Copy all lines in which the word "only" can be found.

Saved data entries
--------------------------------------------------

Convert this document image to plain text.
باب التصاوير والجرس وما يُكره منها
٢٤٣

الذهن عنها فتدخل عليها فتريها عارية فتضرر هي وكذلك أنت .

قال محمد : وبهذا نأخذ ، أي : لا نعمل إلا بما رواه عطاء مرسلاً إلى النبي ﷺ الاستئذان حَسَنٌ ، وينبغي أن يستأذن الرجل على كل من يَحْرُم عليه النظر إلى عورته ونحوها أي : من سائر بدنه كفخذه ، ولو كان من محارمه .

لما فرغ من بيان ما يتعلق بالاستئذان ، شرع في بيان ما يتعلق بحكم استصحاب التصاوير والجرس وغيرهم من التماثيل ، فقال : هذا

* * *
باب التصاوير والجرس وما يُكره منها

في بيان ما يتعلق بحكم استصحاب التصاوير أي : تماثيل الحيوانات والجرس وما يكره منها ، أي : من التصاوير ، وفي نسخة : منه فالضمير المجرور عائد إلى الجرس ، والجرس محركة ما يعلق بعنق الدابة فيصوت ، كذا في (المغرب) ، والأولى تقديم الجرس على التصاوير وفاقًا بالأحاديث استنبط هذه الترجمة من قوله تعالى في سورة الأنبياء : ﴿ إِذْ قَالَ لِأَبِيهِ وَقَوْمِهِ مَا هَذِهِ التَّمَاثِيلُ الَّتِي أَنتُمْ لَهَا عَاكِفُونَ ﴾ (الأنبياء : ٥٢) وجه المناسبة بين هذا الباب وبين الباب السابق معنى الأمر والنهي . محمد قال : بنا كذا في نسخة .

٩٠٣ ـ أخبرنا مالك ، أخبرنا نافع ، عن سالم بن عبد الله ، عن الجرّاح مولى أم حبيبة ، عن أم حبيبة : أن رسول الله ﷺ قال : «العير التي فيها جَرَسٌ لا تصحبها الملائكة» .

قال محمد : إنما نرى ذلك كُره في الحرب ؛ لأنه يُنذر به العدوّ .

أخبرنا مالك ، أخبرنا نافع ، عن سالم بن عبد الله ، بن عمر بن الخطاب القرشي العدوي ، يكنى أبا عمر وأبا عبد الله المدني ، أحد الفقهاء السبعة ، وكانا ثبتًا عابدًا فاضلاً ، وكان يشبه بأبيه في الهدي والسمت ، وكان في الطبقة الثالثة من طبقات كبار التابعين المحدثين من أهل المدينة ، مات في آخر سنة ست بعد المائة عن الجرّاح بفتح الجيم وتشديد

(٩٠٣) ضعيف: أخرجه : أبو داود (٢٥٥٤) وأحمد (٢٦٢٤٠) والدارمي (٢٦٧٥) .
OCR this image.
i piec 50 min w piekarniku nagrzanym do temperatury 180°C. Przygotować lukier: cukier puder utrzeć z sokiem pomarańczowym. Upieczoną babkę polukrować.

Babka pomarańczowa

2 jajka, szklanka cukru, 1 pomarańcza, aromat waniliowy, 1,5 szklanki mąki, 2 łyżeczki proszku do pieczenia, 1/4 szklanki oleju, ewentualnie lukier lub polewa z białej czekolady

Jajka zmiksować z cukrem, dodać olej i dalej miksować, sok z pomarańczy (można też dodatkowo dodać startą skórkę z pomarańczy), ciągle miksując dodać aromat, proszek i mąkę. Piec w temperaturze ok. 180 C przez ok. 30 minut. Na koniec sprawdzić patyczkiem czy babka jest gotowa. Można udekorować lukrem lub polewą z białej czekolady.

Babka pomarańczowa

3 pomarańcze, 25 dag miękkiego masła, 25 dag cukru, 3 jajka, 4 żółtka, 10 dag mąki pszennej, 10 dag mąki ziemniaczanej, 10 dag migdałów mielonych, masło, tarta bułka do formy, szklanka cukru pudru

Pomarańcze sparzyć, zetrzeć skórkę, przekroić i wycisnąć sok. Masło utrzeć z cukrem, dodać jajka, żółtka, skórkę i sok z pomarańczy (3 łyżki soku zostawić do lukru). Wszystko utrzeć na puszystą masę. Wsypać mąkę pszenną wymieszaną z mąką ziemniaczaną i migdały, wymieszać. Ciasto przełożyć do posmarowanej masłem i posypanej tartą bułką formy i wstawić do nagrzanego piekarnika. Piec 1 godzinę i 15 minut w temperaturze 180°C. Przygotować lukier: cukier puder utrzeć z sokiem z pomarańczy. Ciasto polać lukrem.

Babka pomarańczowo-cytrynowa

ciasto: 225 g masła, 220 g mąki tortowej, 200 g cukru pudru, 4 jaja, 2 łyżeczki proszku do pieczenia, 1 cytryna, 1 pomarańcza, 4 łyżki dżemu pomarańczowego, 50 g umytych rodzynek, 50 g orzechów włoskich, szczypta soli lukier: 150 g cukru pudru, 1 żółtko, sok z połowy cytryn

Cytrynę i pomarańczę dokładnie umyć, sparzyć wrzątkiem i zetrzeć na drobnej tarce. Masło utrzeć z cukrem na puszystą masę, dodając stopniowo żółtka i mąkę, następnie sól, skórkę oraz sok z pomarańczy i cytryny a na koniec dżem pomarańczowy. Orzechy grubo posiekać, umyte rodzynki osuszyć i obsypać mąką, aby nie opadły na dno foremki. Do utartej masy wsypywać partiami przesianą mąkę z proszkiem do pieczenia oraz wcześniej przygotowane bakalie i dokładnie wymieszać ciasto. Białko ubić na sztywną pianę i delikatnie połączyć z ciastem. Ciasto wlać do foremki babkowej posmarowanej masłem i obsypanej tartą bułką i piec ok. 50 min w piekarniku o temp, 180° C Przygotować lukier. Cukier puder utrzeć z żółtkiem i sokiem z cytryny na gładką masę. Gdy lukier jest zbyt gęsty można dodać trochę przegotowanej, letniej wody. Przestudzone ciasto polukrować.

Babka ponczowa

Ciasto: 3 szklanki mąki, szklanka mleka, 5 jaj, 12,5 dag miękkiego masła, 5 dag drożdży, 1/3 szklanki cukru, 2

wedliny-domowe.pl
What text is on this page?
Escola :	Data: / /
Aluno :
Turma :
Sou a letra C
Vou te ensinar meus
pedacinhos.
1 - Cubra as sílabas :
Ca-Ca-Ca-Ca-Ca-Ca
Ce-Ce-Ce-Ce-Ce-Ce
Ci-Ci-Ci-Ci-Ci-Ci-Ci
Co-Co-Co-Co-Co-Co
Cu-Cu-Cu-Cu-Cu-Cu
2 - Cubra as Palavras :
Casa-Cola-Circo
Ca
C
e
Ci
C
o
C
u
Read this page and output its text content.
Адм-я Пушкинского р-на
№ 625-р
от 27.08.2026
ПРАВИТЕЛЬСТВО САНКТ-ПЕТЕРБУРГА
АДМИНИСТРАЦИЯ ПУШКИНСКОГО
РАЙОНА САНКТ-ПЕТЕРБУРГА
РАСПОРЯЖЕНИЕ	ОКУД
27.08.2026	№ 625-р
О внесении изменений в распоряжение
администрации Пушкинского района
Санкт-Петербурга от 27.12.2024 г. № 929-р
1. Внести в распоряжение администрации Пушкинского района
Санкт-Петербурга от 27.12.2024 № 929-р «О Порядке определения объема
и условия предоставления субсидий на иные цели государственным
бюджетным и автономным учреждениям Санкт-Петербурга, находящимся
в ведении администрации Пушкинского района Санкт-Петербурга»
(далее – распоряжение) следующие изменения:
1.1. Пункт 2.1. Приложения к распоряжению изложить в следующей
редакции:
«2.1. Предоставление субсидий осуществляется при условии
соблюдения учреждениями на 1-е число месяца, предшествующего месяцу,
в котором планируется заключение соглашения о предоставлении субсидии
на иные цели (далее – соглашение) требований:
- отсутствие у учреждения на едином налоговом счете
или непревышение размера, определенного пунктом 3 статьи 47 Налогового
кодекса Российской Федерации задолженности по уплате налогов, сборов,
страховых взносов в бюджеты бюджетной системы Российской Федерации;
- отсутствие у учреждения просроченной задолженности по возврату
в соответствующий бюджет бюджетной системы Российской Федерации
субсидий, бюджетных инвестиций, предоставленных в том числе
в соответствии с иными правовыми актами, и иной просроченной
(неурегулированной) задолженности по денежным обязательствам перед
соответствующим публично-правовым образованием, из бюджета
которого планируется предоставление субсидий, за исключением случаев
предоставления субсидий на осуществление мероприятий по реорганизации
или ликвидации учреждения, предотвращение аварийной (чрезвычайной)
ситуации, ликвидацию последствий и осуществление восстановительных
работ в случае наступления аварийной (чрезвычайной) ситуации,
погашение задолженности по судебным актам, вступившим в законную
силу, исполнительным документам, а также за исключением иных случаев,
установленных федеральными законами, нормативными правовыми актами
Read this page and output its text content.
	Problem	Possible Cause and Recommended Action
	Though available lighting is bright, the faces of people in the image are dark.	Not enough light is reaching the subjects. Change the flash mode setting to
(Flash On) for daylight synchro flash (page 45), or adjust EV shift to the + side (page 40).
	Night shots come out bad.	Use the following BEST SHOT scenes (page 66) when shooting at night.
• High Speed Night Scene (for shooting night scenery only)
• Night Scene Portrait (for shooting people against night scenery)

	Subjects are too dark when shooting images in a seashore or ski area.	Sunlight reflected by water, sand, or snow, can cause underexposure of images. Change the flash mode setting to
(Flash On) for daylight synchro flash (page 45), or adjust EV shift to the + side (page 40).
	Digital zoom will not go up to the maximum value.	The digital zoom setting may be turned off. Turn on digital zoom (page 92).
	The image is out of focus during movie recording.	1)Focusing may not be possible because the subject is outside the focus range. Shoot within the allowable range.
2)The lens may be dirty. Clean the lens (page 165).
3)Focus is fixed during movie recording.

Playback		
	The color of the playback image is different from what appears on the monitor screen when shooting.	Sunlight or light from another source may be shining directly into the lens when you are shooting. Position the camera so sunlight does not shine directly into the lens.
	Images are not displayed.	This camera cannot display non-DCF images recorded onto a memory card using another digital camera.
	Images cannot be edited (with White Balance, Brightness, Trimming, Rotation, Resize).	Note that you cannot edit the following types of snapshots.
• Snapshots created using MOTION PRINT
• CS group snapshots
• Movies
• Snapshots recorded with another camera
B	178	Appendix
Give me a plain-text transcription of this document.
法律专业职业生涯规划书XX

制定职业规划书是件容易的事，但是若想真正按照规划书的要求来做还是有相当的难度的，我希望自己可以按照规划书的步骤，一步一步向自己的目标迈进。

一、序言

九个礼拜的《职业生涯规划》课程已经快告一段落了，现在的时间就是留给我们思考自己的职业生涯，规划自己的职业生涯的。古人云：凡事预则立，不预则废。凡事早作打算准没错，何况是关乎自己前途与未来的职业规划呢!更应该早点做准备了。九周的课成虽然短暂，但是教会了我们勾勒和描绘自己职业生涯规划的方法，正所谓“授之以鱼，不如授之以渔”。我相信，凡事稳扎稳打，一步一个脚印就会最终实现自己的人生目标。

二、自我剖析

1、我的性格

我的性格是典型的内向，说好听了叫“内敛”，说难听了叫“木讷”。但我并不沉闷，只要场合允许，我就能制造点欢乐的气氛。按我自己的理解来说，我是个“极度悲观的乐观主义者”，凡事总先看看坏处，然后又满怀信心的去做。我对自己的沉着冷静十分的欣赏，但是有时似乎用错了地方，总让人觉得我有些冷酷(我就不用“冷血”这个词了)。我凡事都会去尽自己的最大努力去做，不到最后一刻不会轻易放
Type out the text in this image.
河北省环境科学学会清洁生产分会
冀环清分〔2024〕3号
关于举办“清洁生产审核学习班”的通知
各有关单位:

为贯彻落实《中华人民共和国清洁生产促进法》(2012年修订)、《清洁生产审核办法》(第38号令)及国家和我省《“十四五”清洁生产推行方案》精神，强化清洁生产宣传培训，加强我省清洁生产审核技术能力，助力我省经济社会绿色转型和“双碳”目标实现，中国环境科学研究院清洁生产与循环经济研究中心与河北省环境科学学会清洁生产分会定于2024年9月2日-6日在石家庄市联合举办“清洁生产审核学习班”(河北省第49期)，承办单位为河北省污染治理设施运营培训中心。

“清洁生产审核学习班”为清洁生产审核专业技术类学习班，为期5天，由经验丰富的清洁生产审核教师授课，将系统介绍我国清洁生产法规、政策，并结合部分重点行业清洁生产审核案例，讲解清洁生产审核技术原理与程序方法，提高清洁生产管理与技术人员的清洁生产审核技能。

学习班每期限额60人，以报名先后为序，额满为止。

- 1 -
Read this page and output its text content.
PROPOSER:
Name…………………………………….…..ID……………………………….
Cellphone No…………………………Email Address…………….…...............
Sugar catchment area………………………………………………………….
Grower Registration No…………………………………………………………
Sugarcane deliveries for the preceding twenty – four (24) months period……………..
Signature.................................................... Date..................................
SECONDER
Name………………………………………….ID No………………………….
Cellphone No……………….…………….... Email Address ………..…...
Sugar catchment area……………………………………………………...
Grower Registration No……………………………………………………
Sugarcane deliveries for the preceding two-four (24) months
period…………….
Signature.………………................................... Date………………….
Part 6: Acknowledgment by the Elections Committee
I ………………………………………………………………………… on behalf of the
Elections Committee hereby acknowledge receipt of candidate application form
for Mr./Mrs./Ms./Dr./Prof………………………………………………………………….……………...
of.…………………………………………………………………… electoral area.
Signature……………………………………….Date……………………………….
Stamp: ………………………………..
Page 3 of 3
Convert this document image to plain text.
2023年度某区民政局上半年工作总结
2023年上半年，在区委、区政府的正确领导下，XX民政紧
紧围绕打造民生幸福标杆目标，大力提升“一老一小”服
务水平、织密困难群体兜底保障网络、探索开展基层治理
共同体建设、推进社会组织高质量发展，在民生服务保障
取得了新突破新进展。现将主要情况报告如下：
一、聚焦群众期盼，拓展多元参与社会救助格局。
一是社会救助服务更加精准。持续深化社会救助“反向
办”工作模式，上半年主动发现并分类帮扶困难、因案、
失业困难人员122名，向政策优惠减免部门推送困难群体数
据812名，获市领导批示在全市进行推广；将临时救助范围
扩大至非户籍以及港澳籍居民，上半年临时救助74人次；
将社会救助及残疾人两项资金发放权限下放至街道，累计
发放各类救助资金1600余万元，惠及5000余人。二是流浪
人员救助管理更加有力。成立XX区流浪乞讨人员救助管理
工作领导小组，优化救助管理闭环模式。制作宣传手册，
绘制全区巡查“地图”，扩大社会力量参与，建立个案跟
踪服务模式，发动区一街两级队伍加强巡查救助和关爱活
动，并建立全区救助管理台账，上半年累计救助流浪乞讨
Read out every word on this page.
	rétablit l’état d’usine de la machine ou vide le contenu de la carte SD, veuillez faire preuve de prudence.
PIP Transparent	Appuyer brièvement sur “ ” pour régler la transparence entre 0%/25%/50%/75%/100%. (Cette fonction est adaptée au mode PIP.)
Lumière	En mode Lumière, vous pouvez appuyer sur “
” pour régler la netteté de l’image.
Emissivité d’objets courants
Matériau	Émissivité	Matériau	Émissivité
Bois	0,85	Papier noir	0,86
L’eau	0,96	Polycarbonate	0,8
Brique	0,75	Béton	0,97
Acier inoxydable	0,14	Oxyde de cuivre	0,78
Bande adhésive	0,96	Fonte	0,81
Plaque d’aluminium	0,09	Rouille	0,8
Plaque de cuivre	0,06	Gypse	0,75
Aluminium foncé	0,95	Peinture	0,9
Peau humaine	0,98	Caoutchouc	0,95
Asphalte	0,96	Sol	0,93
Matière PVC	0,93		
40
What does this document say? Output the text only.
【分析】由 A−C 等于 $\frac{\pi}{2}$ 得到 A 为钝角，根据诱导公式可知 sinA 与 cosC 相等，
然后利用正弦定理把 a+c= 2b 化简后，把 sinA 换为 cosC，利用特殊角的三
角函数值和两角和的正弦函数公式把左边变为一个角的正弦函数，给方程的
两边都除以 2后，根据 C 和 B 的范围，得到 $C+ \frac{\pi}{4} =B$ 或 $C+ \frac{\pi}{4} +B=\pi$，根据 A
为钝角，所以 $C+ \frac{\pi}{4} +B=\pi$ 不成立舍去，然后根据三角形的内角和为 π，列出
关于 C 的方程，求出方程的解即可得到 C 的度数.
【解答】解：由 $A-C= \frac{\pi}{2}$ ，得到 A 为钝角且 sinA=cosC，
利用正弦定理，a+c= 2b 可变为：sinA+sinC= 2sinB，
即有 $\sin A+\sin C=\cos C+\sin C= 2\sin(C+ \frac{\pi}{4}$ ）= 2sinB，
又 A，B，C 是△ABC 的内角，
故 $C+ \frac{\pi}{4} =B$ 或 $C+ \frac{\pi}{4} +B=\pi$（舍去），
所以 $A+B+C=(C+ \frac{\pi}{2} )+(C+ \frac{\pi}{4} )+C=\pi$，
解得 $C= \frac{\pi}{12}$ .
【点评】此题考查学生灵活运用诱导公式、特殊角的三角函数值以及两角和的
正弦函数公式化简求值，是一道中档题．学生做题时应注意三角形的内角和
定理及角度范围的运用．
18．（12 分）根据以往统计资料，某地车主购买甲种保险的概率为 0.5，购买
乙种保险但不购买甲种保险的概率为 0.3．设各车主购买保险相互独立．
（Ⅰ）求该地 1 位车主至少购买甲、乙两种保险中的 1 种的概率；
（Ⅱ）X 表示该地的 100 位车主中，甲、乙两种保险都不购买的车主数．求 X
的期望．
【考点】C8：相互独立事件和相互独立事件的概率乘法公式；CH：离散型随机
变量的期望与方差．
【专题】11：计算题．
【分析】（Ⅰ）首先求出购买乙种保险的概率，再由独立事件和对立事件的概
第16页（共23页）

--------------------------------------------------

> [Correct result]
• High Speed Night Scene (for shooting night scenery only)
What does this document say? Output the text only.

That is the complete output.